TASK DESCRIPTION: Reproduce the entries from the start up to and including the line with "x-tick-label: Sonntag (643, 467, 685, 478)", substituting "mbar" for every occurrence of "hPa" and leaving all else unchanged.

-.-.-

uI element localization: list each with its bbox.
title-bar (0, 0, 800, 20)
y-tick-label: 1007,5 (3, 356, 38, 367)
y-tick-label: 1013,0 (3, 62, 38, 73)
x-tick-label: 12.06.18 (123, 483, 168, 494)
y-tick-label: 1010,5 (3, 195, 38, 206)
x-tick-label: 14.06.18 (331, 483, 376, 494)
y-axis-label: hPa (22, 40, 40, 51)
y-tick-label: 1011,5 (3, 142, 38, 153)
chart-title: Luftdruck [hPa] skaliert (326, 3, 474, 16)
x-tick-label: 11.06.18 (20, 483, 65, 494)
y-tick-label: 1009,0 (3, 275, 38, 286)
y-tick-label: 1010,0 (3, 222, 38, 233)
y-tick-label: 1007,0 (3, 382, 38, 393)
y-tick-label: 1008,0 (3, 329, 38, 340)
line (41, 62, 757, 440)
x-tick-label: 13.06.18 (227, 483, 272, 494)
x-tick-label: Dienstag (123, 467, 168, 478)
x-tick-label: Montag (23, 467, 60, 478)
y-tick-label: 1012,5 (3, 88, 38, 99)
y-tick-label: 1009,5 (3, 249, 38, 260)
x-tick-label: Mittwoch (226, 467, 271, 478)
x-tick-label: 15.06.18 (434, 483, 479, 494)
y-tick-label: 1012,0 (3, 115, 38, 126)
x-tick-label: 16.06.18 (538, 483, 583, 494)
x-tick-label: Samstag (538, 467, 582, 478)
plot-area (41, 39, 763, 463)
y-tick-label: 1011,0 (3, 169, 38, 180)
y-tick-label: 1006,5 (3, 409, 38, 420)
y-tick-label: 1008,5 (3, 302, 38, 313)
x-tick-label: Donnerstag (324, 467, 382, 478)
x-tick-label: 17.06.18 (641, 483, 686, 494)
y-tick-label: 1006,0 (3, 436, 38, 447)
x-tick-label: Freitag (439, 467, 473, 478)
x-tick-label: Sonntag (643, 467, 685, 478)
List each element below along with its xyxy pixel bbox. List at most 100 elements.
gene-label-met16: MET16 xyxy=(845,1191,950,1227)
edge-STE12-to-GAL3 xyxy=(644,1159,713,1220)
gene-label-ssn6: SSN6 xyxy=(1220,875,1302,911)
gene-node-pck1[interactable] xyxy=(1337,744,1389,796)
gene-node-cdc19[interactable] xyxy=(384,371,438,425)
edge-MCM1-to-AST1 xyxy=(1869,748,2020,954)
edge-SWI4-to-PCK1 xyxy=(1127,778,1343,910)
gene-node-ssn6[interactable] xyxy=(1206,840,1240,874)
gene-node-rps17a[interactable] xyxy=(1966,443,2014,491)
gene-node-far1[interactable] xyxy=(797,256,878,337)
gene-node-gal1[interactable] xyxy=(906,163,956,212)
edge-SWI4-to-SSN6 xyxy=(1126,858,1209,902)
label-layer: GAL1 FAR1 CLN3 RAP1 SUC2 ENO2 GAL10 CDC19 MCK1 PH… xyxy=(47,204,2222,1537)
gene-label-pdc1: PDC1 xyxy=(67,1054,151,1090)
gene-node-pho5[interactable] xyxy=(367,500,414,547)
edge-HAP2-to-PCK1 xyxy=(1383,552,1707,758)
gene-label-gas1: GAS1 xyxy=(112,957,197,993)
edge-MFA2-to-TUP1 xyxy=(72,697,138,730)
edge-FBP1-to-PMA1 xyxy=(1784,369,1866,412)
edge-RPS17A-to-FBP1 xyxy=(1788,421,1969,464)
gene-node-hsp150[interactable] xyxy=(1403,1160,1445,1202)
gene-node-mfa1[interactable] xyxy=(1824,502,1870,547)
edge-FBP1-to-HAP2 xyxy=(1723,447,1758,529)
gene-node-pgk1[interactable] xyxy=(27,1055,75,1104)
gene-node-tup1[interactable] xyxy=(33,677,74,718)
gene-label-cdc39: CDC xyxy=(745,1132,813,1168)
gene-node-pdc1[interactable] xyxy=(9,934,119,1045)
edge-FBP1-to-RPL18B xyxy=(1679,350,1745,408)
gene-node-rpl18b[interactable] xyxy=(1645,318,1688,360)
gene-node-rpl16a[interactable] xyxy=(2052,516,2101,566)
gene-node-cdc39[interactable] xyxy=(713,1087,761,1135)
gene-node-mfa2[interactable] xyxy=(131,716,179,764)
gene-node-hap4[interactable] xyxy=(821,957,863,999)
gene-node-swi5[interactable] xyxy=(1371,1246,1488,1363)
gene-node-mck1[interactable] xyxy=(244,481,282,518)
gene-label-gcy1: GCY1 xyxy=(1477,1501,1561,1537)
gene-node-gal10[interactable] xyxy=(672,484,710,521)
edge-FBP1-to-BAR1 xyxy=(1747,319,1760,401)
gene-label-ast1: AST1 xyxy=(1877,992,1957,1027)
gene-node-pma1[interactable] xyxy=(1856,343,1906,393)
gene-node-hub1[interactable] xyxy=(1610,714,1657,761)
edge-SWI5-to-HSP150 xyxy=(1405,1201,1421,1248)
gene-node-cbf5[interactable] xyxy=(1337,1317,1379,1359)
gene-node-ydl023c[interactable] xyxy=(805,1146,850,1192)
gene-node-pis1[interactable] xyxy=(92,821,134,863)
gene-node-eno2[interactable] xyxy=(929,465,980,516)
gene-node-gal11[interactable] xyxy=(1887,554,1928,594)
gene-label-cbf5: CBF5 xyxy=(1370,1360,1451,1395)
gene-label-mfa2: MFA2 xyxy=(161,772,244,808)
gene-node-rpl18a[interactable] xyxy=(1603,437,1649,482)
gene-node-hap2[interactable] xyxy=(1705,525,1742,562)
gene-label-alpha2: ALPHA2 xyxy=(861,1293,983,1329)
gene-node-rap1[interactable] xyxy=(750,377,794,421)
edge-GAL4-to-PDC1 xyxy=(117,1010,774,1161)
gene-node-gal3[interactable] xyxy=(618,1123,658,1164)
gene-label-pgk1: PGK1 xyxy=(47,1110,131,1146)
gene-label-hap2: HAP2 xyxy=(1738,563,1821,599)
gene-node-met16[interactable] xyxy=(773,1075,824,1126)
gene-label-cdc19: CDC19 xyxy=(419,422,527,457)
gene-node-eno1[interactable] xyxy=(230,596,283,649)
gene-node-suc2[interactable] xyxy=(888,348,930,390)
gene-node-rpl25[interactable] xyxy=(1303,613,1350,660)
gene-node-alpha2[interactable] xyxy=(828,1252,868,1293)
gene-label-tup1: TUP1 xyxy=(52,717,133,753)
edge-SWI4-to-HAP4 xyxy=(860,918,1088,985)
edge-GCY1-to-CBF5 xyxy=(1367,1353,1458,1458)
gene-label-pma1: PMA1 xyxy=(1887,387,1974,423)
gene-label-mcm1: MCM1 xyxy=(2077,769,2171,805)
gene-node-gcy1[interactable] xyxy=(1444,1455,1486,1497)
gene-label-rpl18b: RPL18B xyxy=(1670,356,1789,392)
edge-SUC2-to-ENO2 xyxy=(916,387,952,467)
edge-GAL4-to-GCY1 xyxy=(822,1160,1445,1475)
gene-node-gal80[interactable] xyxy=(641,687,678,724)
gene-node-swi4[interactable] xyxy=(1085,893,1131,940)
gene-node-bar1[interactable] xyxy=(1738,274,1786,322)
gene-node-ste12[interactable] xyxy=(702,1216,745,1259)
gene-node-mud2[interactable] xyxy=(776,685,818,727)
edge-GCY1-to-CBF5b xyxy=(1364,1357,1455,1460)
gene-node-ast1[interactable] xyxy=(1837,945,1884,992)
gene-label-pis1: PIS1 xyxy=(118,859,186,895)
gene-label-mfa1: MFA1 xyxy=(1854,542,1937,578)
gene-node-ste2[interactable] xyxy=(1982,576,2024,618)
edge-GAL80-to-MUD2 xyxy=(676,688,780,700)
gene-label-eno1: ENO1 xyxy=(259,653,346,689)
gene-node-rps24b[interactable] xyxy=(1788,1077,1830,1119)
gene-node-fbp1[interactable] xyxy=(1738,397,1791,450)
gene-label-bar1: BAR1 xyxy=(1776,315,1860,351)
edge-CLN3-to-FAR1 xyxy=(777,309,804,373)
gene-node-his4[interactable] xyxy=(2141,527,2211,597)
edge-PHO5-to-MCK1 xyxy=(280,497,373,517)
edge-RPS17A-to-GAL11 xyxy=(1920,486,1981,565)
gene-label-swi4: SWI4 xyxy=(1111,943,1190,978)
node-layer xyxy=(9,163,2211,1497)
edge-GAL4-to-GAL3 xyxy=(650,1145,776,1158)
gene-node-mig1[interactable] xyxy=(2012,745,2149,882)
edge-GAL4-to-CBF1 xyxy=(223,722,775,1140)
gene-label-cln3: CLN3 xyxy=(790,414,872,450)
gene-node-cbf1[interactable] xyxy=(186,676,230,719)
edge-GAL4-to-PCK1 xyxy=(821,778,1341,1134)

-.-.-

RESULT OF THE TASK:
uI element localization: list each with its bbox.
title-bar (0, 0, 800, 20)
y-tick-label: 1007,5 (3, 356, 38, 367)
y-tick-label: 1013,0 (3, 62, 38, 73)
x-tick-label: 12.06.18 (123, 483, 168, 494)
y-tick-label: 1010,5 (3, 195, 38, 206)
x-tick-label: 14.06.18 (331, 483, 376, 494)
y-axis-label: mbar (22, 40, 40, 51)
y-tick-label: 1011,5 (3, 142, 38, 153)
chart-title: Luftdruck [mbar] skaliert (326, 3, 474, 16)
x-tick-label: 11.06.18 (20, 483, 65, 494)
y-tick-label: 1009,0 (3, 275, 38, 286)
y-tick-label: 1010,0 (3, 222, 38, 233)
y-tick-label: 1007,0 (3, 382, 38, 393)
y-tick-label: 1008,0 (3, 329, 38, 340)
line (41, 62, 757, 440)
x-tick-label: 13.06.18 (227, 483, 272, 494)
x-tick-label: Dienstag (123, 467, 168, 478)
x-tick-label: Montag (23, 467, 60, 478)
y-tick-label: 1012,5 (3, 88, 38, 99)
y-tick-label: 1009,5 (3, 249, 38, 260)
x-tick-label: Mittwoch (226, 467, 271, 478)
x-tick-label: 15.06.18 (434, 483, 479, 494)
y-tick-label: 1012,0 (3, 115, 38, 126)
x-tick-label: 16.06.18 (538, 483, 583, 494)
x-tick-label: Samstag (538, 467, 582, 478)
plot-area (41, 39, 763, 463)
y-tick-label: 1011,0 (3, 169, 38, 180)
y-tick-label: 1006,5 (3, 409, 38, 420)
y-tick-label: 1008,5 (3, 302, 38, 313)
x-tick-label: Donnerstag (324, 467, 382, 478)
x-tick-label: 17.06.18 (641, 483, 686, 494)
y-tick-label: 1006,0 (3, 436, 38, 447)
x-tick-label: Freitag (439, 467, 473, 478)
x-tick-label: Sonntag (643, 467, 685, 478)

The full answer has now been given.